## DO THIS
Repeat all of the records verbatim.

[INFORMATION SHOWN start]

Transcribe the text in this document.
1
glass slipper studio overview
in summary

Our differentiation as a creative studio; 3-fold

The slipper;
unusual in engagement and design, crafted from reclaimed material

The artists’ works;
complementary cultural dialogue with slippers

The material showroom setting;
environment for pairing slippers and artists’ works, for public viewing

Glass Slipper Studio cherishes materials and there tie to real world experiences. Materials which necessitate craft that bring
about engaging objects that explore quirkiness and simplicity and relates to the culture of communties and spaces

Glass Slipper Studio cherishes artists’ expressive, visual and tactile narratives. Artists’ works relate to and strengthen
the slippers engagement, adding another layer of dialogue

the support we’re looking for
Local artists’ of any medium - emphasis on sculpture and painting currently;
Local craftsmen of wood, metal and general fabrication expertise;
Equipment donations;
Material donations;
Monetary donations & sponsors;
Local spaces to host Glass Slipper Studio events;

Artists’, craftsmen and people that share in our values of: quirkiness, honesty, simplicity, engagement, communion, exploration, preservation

[INFORMATION SHOWN end]

## REPLY
Transcribe the text in this document.
1
glass slipper studio overview
in summary

Our differentiation as a creative studio; 3-fold

The slipper;
unusual in engagement and design, crafted from reclaimed material

The artists’ works;
complementary cultural dialogue with slippers

The material showroom setting;
environment for pairing slippers and artists’ works, for public viewing

Glass Slipper Studio cherishes materials and there tie to real world experiences. Materials which necessitate craft that bring
about engaging objects that explore quirkiness and simplicity and relates to the culture of communties and spaces

Glass Slipper Studio cherishes artists’ expressive, visual and tactile narratives. Artists’ works relate to and strengthen
the slippers engagement, adding another layer of dialogue

the support we’re looking for
Local artists’ of any medium - emphasis on sculpture and painting currently;
Local craftsmen of wood, metal and general fabrication expertise;
Equipment donations;
Material donations;
Monetary donations & sponsors;
Local spaces to host Glass Slipper Studio events;

Artists’, craftsmen and people that share in our values of: quirkiness, honesty, simplicity, engagement, communion, exploration, preservation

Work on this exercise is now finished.